(Dataset items):
::::::::::

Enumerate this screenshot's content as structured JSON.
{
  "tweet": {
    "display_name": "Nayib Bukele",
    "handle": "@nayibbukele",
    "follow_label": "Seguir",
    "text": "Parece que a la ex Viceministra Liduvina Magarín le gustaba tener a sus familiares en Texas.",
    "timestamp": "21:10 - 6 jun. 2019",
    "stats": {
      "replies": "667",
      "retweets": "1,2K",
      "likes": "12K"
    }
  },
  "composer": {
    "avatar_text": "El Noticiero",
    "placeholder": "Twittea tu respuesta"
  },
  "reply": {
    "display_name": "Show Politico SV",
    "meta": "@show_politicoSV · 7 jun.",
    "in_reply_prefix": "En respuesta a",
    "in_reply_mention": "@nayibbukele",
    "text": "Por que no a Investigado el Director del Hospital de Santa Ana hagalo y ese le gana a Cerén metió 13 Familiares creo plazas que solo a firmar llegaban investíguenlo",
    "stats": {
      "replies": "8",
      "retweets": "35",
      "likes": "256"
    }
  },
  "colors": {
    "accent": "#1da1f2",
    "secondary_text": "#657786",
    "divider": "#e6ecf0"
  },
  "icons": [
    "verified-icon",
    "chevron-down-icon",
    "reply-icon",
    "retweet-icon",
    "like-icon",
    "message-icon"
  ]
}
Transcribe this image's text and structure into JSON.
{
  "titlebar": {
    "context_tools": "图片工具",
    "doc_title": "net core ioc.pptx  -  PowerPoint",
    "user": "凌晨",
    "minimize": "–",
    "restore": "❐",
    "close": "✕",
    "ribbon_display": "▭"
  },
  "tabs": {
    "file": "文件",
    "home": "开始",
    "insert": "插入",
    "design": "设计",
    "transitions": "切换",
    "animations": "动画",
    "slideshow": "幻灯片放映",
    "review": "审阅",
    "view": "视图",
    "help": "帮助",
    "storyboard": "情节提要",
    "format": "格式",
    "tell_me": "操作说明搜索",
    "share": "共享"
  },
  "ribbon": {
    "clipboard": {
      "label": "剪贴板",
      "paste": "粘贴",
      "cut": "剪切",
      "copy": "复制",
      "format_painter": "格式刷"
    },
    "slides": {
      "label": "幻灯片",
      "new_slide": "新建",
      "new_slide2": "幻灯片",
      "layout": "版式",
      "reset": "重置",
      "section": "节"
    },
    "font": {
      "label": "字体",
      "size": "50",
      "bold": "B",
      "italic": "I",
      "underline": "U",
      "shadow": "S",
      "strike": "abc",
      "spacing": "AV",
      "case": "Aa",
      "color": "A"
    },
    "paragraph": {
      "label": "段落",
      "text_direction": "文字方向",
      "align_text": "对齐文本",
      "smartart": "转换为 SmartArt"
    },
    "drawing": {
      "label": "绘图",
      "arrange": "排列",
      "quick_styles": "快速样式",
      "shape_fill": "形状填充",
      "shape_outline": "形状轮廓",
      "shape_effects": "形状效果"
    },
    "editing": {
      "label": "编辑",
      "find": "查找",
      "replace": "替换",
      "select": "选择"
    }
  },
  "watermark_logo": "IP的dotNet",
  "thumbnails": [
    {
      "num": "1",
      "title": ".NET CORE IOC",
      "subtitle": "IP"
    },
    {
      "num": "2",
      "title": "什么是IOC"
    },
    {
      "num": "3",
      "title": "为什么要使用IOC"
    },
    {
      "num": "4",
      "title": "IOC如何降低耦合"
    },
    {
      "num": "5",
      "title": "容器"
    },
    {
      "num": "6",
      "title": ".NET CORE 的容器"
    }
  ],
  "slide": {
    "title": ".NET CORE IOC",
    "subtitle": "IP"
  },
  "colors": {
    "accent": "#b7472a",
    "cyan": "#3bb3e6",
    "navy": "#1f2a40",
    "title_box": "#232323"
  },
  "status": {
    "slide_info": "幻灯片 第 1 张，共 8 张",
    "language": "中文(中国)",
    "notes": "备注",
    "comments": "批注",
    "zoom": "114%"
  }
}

::::::::::

(WHAT IS REQUIRED): Copy every line that includes the string "respuesta" from the material above.

(RESPONSE TO THE EXERCISE):
    "placeholder": "Twittea tu respuesta"
    "in_reply_prefix": "En respuesta a",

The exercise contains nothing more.